== AUSGANGSTEXT ==
———

OGH 14Ns70/07s

OGH14Ns70/07s16.10.2007

Der Oberste Gerichtshof hat am 16. Oktober 2007 durch den Senatspräsidenten des Obersten Gerichtshofes Dr. Holzweber als Vorsitzenden sowie durch die Hofräte des Obersten Gerichtshofes Dr. Philipp und Hon.-Prof. Dr. Schroll und die Hofrätinnen des Obersten Gerichtshofes Mag. Hetlinger und Mag. Fuchs als weitere Richter in Gegenwart der Richteramtsanwärterin Mag. Maschler als Schriftführerin in der Strafsache gegen Michael K***** wegen des teilweise im Versuchsstadium verbliebenen Verbrechens des gewerbsmäßigen Betruges nach §§ 146, 148 erster Fall und 15 StGB, AZ 38 Hv 120/07t des Landesgerichtes Salzburg, über den Ablehnungsantrag des Michael K***** in nichtöffentlicher Sitzung den Beschluss

gefasst:

 

Spruch:

Die Ablehnung des Oberlandesgerichtes Linz (einschließlich seines Präsidenten) ist nicht zulässig.

Zur Entscheidung über die Ablehnung des Landesgerichtes Salzburg werden die Akten dem Oberlandesgericht Linz zugeleitet.

———

[Listen von Elementen und Rahmen]

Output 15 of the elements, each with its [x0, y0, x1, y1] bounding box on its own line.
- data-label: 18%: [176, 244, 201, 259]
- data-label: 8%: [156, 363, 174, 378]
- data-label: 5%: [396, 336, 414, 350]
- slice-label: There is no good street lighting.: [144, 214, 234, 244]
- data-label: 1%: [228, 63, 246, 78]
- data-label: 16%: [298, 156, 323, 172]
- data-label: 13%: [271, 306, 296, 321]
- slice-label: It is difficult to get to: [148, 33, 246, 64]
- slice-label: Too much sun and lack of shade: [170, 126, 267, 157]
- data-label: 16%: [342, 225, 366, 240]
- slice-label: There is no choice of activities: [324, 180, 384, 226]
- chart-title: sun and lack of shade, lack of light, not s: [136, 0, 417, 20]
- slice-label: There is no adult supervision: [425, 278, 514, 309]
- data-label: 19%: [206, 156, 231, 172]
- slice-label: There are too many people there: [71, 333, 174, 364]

———

== AUFGABEN ==
1) Gib alle Zeilen der Element- und Rahmenlisten erneut aus und tausche dabei „data-label“ überall gegen „value-label“, wobei alles andere unverändert bleibt.
2) Führe den Gerichtsbeschluss über den Ablehnungsantrag im Anschluss an seinen letzten Satz weiter.

== LÖSUNGEN ==
1)
Output 15 of the elements, each with its [x0, y0, x1, y1] bounding box on its own line.
- value-label: 18%: [176, 244, 201, 259]
- value-label: 8%: [156, 363, 174, 378]
- value-label: 5%: [396, 336, 414, 350]
- slice-label: There is no good street lighting.: [144, 214, 234, 244]
- value-label: 1%: [228, 63, 246, 78]
- value-label: 16%: [298, 156, 323, 172]
- value-label: 13%: [271, 306, 296, 321]
- slice-label: It is difficult to get to: [148, 33, 246, 64]
- slice-label: Too much sun and lack of shade: [170, 126, 267, 157]
- value-label: 16%: [342, 225, 366, 240]
- slice-label: There is no choice of activities: [324, 180, 384, 226]
- chart-title: sun and lack of shade, lack of light, not s: [136, 0, 417, 20]
- slice-label: There is no adult supervision: [425, 278, 514, 309]
- value-label: 19%: [206, 156, 231, 172]
- slice-label: There are too many people there: [71, 333, 174, 364]

2)
Text

Gründe:

In dem beim Landesgericht Salzburg zu AZ 38 Hv 120/07t anhängigen, im Stadium vertagter Hauptverhandlung befindlichen Strafverfahren wird Michael K***** mit Anklageschrift der Staatsanwaltschaft Salzburg vom 23. März 2007 (ON 6) als Verbrechen des teilweise vollendeten, teilweise versuchten Betruges nach §§ 146, 148 erster Fall StGB zur Last gelegt, er habe in Salzburg im Zeitraum vom 4. August 2005 bis 20. Februar 2006 mit auf unrechtmäßige Bereicherung gerichtetem Vorsatz und in der Absicht, sich durch wiederkehrende Begehung von Betrügereien eine fortlaufende Einnahme zu verschaffen, in drei Fällen bestimmt bezeichnete Personen oder deren Postbevollmächtigte durch das unaufgeforderte Zusenden nicht bestellter Postsendungen, als wären diese von den Geschädigten bestellt worden, somit durch Täuschung über Tatsachen, zur Bezahlung von Nachnahmegebühren in Höhe von insgesamt 2.784,60 Euro, mithin zu Handlungen verleitet, welche diese Personen an ihrem Vermögen schädigten, wobei es teilweise beim Versuch geblieben ist.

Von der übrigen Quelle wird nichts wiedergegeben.